───── 原文片段

李 静,华 琦,谭 静,李东宝,刘 志,李博宇,范振兴,邵 强
临床流行病学研究发现,急性心肌梗死 (AMI)的发生与年龄、性别、吸烟、高血压、高血脂、糖尿病等因素密切相关。糖尿病患者发作急性心肌梗死时并发症与病死率明显增高[1-2]。现连续收集我院 10余年来因初发 ST段抬高心肌梗死(STEMI)收入心脏监护病房患者资料,统计糖尿病患者所占比例,分析临床特点和近期预后,为该类患者的诊断、治疗和预防提供依据。
1.1 一般资料 自 1993年1月—2005年12月,连续收集发作 ST段抬高心肌梗死发病≤12h,收入宣武医院心脏监护病房的 1056例患者的资料。按照既往是否具有糖尿病分为两组,糖尿病患者 176例,非糖尿病者 880例。

──────────

◆ 任务 ◆
请把上面这段讲糖尿病患者急性心肌梗死的文字完整地重写一遍，一个字也不要改。

───── 原始数据

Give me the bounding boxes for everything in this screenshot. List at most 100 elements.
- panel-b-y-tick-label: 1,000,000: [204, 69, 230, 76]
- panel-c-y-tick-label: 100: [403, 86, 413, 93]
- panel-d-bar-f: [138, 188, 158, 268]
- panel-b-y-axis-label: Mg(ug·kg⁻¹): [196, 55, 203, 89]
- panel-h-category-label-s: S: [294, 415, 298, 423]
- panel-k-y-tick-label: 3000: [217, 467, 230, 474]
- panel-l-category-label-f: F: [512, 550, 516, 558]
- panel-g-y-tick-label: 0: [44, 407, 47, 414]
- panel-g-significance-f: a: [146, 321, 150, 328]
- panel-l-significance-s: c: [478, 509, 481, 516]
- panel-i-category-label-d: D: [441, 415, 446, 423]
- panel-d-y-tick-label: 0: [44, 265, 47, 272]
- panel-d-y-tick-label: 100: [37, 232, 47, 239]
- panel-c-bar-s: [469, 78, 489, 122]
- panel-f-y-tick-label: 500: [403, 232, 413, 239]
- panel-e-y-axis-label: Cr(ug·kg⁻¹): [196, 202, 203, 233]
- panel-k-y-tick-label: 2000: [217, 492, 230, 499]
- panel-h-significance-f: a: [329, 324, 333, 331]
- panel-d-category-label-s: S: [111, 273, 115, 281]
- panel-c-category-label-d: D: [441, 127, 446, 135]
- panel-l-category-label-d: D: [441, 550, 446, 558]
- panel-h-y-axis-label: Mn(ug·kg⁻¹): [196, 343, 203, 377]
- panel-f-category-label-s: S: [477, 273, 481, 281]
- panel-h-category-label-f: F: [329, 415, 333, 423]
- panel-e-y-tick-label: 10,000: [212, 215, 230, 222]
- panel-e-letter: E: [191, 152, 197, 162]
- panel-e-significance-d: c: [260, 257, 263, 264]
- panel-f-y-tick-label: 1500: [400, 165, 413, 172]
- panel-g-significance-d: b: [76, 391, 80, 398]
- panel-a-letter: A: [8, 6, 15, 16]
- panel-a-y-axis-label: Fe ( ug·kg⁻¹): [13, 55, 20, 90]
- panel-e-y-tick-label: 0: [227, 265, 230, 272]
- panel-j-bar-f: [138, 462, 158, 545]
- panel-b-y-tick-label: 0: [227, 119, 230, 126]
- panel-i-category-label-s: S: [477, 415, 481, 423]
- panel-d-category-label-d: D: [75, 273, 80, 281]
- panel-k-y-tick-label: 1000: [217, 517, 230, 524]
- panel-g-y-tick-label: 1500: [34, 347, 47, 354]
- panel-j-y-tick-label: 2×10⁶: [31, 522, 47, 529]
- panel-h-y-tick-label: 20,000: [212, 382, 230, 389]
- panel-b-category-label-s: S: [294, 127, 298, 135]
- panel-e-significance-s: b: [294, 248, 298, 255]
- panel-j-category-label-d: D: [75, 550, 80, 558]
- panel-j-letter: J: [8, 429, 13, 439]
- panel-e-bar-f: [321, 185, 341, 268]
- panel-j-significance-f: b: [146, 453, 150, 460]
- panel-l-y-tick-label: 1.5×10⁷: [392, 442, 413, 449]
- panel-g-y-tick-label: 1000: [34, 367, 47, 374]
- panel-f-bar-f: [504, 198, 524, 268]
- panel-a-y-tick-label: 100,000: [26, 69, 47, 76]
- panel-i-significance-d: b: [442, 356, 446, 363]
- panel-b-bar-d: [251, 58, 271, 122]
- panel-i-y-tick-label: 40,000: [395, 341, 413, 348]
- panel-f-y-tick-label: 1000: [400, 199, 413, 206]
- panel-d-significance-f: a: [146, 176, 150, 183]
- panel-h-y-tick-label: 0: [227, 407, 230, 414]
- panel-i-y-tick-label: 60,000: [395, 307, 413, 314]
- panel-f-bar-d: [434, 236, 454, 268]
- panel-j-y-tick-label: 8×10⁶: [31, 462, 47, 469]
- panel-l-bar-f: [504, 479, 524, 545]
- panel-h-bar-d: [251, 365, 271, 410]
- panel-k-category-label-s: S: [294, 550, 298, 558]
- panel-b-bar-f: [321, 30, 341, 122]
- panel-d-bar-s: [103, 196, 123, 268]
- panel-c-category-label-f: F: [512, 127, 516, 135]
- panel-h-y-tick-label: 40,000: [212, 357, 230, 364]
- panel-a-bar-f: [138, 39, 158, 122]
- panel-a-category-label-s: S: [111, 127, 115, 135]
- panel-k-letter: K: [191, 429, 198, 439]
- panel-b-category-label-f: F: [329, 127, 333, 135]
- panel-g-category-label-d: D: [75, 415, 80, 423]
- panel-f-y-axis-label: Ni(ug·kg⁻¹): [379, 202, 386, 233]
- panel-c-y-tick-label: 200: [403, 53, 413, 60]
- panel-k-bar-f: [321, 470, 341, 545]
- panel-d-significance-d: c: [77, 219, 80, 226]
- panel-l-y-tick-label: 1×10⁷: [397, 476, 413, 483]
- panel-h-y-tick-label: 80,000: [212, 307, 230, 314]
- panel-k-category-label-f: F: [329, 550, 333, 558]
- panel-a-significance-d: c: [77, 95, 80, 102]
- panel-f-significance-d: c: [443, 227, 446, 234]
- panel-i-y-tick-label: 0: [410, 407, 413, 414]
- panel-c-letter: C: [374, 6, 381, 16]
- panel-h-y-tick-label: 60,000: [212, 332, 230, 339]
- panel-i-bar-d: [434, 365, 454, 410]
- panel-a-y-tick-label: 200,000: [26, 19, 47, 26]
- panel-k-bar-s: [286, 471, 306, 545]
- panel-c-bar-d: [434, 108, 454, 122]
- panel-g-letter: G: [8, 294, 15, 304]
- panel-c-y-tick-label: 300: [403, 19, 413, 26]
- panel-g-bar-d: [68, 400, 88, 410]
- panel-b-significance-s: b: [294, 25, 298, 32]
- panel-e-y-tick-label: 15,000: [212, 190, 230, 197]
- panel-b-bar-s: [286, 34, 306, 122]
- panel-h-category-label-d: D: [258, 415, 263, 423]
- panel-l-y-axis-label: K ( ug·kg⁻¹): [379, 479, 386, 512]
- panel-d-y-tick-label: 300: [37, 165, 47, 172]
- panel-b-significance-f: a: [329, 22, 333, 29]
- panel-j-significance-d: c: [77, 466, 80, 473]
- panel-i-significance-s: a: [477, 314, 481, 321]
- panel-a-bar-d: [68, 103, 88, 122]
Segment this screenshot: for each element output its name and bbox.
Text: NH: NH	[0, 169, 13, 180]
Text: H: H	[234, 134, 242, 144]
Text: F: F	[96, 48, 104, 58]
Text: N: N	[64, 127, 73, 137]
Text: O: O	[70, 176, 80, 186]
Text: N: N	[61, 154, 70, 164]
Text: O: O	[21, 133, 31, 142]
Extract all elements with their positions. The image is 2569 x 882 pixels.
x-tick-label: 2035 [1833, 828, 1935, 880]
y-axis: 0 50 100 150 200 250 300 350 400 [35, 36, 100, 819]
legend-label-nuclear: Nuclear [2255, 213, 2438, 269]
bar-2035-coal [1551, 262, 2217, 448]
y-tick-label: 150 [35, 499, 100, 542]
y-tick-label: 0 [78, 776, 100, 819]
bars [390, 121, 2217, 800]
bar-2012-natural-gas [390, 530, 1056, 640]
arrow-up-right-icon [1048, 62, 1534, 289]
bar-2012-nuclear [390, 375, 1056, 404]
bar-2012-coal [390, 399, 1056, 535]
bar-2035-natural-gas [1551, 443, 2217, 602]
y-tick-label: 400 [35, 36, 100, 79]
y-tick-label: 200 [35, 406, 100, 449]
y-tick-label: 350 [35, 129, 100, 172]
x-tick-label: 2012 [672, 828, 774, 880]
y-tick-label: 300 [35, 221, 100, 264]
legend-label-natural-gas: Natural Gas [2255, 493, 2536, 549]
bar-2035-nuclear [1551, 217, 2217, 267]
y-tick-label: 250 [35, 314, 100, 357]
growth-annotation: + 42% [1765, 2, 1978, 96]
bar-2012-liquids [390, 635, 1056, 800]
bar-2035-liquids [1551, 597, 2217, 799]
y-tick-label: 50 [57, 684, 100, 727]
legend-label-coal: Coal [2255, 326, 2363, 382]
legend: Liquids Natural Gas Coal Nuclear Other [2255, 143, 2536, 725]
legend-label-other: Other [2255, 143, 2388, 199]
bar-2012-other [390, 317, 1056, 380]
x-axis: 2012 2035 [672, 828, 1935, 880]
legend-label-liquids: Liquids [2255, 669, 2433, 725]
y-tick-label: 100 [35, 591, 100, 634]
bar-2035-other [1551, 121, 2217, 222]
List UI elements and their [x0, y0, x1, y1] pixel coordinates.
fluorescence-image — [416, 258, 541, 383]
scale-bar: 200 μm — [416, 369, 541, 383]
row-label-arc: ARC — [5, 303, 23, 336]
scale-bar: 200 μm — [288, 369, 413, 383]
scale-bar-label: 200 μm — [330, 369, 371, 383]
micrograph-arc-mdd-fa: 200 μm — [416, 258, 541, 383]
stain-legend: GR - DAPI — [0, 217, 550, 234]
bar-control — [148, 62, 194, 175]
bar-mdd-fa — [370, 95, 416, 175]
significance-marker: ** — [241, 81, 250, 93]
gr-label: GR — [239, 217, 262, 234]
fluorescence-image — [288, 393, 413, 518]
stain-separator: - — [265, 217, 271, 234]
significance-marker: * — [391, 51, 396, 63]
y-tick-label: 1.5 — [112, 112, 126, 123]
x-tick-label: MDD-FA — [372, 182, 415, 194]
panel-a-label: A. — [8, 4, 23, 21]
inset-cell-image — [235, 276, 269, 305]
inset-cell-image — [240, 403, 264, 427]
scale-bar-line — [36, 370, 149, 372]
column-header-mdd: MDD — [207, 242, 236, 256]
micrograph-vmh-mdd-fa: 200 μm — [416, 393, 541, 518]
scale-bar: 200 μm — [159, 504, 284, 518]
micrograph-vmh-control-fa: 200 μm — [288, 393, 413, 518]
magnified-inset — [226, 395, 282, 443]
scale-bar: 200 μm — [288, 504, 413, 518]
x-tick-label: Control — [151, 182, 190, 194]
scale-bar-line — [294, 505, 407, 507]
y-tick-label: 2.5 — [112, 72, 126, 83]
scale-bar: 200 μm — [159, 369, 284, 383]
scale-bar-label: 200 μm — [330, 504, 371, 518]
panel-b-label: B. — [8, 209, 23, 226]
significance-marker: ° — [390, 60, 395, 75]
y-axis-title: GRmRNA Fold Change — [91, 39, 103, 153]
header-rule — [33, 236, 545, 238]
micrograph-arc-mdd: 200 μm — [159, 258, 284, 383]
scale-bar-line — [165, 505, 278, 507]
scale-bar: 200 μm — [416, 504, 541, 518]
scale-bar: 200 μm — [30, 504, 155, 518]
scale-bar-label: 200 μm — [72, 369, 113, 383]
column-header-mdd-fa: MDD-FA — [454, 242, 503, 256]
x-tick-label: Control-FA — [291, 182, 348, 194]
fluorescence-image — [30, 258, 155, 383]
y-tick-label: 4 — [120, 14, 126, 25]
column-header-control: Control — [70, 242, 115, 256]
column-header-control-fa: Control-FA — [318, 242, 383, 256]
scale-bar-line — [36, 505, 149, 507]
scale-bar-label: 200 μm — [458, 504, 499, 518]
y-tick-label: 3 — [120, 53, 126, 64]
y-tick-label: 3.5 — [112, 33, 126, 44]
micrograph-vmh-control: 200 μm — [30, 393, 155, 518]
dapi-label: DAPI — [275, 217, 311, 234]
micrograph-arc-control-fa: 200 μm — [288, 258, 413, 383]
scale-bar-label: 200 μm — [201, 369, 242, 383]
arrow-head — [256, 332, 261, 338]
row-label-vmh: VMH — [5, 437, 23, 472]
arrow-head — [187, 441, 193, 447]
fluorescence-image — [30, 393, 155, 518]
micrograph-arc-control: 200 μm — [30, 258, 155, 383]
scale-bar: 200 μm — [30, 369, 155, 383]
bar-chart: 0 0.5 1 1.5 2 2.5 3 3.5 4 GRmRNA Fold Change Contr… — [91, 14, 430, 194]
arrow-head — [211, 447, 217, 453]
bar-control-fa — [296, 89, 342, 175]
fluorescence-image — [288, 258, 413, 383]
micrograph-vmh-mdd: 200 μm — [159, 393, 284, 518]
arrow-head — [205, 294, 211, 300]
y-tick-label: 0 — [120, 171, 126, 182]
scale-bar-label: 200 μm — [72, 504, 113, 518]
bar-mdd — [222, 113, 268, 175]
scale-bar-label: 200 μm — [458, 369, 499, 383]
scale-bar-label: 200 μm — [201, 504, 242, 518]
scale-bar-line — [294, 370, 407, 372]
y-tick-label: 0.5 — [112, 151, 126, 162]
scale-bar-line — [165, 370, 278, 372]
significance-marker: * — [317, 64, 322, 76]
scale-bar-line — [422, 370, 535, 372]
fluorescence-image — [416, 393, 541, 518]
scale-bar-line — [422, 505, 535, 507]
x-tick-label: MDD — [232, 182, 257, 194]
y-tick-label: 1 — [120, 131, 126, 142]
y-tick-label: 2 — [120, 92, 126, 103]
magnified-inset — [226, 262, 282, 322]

──────────

◆ 答案 ◆
李 静,华 琦,谭 静,李东宝,刘 志,李博宇,范振兴,邵 强
临床流行病学研究发现,急性心肌梗死 (AMI)的发生与年龄、性别、吸烟、高血压、高血脂、糖尿病等因素密切相关。糖尿病患者发作急性心肌梗死时并发症与病死率明显增高[1-2]。现连续收集我院 10余年来因初发 ST段抬高心肌梗死(STEMI)收入心脏监护病房患者资料,统计糖尿病患者所占比例,分析临床特点和近期预后,为该类患者的诊断、治疗和预防提供依据。
1.1 一般资料 自 1993年1月—2005年12月,连续收集发作 ST段抬高心肌梗死发病≤12h,收入宣武医院心脏监护病房的 1056例患者的资料。按照既往是否具有糖尿病分为两组,糖尿病患者 176例,非糖尿病者 880例。